─── Records for this exercise

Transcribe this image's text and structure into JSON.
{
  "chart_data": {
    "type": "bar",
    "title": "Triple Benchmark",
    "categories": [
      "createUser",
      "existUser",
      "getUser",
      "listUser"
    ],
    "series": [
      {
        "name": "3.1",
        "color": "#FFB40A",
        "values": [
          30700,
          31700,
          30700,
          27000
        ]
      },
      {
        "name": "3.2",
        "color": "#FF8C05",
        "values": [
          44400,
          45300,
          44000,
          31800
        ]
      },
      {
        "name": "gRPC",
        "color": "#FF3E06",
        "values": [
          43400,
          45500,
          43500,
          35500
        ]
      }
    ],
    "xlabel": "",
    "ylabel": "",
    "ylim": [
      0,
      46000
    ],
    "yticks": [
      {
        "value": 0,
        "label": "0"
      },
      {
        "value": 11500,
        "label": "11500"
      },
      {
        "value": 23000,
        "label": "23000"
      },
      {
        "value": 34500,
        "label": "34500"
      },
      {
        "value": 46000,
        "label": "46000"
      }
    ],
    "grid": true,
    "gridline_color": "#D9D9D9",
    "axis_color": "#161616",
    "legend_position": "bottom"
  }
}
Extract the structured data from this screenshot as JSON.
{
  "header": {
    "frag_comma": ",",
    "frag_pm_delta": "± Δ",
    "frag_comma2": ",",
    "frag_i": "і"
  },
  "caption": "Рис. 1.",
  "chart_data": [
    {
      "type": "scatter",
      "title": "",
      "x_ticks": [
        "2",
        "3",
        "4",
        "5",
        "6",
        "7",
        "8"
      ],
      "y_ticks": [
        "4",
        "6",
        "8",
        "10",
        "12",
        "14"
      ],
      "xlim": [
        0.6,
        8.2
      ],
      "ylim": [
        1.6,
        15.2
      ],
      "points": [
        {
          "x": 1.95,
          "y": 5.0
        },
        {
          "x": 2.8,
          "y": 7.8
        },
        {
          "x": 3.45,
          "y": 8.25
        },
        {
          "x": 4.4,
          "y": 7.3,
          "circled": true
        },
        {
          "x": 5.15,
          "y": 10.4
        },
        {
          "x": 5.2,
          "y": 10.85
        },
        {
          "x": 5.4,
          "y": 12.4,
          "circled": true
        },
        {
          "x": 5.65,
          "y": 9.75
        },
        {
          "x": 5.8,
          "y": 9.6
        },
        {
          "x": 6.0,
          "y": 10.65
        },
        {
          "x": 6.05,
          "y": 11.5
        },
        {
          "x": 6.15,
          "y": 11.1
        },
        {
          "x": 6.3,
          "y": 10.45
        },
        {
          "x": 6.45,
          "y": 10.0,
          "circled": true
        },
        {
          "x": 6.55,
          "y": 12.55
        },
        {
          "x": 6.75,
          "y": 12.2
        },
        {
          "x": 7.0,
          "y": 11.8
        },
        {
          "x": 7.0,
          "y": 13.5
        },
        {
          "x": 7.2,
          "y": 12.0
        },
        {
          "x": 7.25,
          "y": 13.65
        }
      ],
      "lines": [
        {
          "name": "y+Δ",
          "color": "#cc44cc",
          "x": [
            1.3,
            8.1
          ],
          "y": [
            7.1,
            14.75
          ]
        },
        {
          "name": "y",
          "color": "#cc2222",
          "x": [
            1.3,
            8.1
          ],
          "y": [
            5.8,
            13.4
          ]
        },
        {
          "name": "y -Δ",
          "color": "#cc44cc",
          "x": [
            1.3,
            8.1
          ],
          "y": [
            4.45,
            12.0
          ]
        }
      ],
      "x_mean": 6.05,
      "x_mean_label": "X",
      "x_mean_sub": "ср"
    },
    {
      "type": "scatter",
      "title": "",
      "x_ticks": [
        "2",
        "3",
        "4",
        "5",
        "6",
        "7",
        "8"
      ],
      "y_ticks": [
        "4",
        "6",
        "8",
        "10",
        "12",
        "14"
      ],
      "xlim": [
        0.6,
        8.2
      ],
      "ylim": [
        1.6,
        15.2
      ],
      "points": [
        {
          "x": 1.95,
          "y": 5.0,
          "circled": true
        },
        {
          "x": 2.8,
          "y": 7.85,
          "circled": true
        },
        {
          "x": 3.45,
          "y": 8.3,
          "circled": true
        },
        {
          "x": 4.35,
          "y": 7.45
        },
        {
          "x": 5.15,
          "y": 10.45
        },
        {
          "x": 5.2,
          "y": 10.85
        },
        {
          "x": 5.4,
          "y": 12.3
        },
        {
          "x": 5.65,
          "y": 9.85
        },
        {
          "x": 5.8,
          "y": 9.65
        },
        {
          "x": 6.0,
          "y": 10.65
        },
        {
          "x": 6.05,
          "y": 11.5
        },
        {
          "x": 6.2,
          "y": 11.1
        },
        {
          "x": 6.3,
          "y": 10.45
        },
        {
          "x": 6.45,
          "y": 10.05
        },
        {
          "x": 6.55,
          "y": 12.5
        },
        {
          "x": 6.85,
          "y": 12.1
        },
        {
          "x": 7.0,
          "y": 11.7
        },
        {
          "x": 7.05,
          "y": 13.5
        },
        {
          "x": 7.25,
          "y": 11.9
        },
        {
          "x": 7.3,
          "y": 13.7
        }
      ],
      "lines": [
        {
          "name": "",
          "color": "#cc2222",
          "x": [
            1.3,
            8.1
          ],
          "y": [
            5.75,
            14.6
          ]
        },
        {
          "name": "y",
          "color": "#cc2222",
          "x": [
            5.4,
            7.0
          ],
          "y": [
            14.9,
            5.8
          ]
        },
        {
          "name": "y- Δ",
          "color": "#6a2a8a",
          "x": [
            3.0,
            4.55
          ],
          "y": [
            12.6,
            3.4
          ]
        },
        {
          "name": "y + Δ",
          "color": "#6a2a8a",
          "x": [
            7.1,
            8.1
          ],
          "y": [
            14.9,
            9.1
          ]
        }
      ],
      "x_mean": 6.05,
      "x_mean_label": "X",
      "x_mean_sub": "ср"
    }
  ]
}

──────

Aim: Your task is to reproduce all of the records exactly.

Response for this exercise:
Transcribe this image's text and structure into JSON.
{
  "chart_data": {
    "type": "bar",
    "title": "Triple Benchmark",
    "categories": [
      "createUser",
      "existUser",
      "getUser",
      "listUser"
    ],
    "series": [
      {
        "name": "3.1",
        "color": "#FFB40A",
        "values": [
          30700,
          31700,
          30700,
          27000
        ]
      },
      {
        "name": "3.2",
        "color": "#FF8C05",
        "values": [
          44400,
          45300,
          44000,
          31800
        ]
      },
      {
        "name": "gRPC",
        "color": "#FF3E06",
        "values": [
          43400,
          45500,
          43500,
          35500
        ]
      }
    ],
    "xlabel": "",
    "ylabel": "",
    "ylim": [
      0,
      46000
    ],
    "yticks": [
      {
        "value": 0,
        "label": "0"
      },
      {
        "value": 11500,
        "label": "11500"
      },
      {
        "value": 23000,
        "label": "23000"
      },
      {
        "value": 34500,
        "label": "34500"
      },
      {
        "value": 46000,
        "label": "46000"
      }
    ],
    "grid": true,
    "gridline_color": "#D9D9D9",
    "axis_color": "#161616",
    "legend_position": "bottom"
  }
}
Extract the structured data from this screenshot as JSON.
{
  "header": {
    "frag_comma": ",",
    "frag_pm_delta": "± Δ",
    "frag_comma2": ",",
    "frag_i": "і"
  },
  "caption": "Рис. 1.",
  "chart_data": [
    {
      "type": "scatter",
      "title": "",
      "x_ticks": [
        "2",
        "3",
        "4",
        "5",
        "6",
        "7",
        "8"
      ],
      "y_ticks": [
        "4",
        "6",
        "8",
        "10",
        "12",
        "14"
      ],
      "xlim": [
        0.6,
        8.2
      ],
      "ylim": [
        1.6,
        15.2
      ],
      "points": [
        {
          "x": 1.95,
          "y": 5.0
        },
        {
          "x": 2.8,
          "y": 7.8
        },
        {
          "x": 3.45,
          "y": 8.25
        },
        {
          "x": 4.4,
          "y": 7.3,
          "circled": true
        },
        {
          "x": 5.15,
          "y": 10.4
        },
        {
          "x": 5.2,
          "y": 10.85
        },
        {
          "x": 5.4,
          "y": 12.4,
          "circled": true
        },
        {
          "x": 5.65,
          "y": 9.75
        },
        {
          "x": 5.8,
          "y": 9.6
        },
        {
          "x": 6.0,
          "y": 10.65
        },
        {
          "x": 6.05,
          "y": 11.5
        },
        {
          "x": 6.15,
          "y": 11.1
        },
        {
          "x": 6.3,
          "y": 10.45
        },
        {
          "x": 6.45,
          "y": 10.0,
          "circled": true
        },
        {
          "x": 6.55,
          "y": 12.55
        },
        {
          "x": 6.75,
          "y": 12.2
        },
        {
          "x": 7.0,
          "y": 11.8
        },
        {
          "x": 7.0,
          "y": 13.5
        },
        {
          "x": 7.2,
          "y": 12.0
        },
        {
          "x": 7.25,
          "y": 13.65
        }
      ],
      "lines": [
        {
          "name": "y+Δ",
          "color": "#cc44cc",
          "x": [
            1.3,
            8.1
          ],
          "y": [
            7.1,
            14.75
          ]
        },
        {
          "name": "y",
          "color": "#cc2222",
          "x": [
            1.3,
            8.1
          ],
          "y": [
            5.8,
            13.4
          ]
        },
        {
          "name": "y -Δ",
          "color": "#cc44cc",
          "x": [
            1.3,
            8.1
          ],
          "y": [
            4.45,
            12.0
          ]
        }
      ],
      "x_mean": 6.05,
      "x_mean_label": "X",
      "x_mean_sub": "ср"
    },
    {
      "type": "scatter",
      "title": "",
      "x_ticks": [
        "2",
        "3",
        "4",
        "5",
        "6",
        "7",
        "8"
      ],
      "y_ticks": [
        "4",
        "6",
        "8",
        "10",
        "12",
        "14"
      ],
      "xlim": [
        0.6,
        8.2
      ],
      "ylim": [
        1.6,
        15.2
      ],
      "points": [
        {
          "x": 1.95,
          "y": 5.0,
          "circled": true
        },
        {
          "x": 2.8,
          "y": 7.85,
          "circled": true
        },
        {
          "x": 3.45,
          "y": 8.3,
          "circled": true
        },
        {
          "x": 4.35,
          "y": 7.45
        },
        {
          "x": 5.15,
          "y": 10.45
        },
        {
          "x": 5.2,
          "y": 10.85
        },
        {
          "x": 5.4,
          "y": 12.3
        },
        {
          "x": 5.65,
          "y": 9.85
        },
        {
          "x": 5.8,
          "y": 9.65
        },
        {
          "x": 6.0,
          "y": 10.65
        },
        {
          "x": 6.05,
          "y": 11.5
        },
        {
          "x": 6.2,
          "y": 11.1
        },
        {
          "x": 6.3,
          "y": 10.45
        },
        {
          "x": 6.45,
          "y": 10.05
        },
        {
          "x": 6.55,
          "y": 12.5
        },
        {
          "x": 6.85,
          "y": 12.1
        },
        {
          "x": 7.0,
          "y": 11.7
        },
        {
          "x": 7.05,
          "y": 13.5
        },
        {
          "x": 7.25,
          "y": 11.9
        },
        {
          "x": 7.3,
          "y": 13.7
        }
      ],
      "lines": [
        {
          "name": "",
          "color": "#cc2222",
          "x": [
            1.3,
            8.1
          ],
          "y": [
            5.75,
            14.6
          ]
        },
        {
          "name": "y",
          "color": "#cc2222",
          "x": [
            5.4,
            7.0
          ],
          "y": [
            14.9,
            5.8
          ]
        },
        {
          "name": "y- Δ",
          "color": "#6a2a8a",
          "x": [
            3.0,
            4.55
          ],
          "y": [
            12.6,
            3.4
          ]
        },
        {
          "name": "y + Δ",
          "color": "#6a2a8a",
          "x": [
            7.1,
            8.1
          ],
          "y": [
            14.9,
            9.1
          ]
        }
      ],
      "x_mean": 6.05,
      "x_mean_label": "X",
      "x_mean_sub": "ср"
    }
  ]
}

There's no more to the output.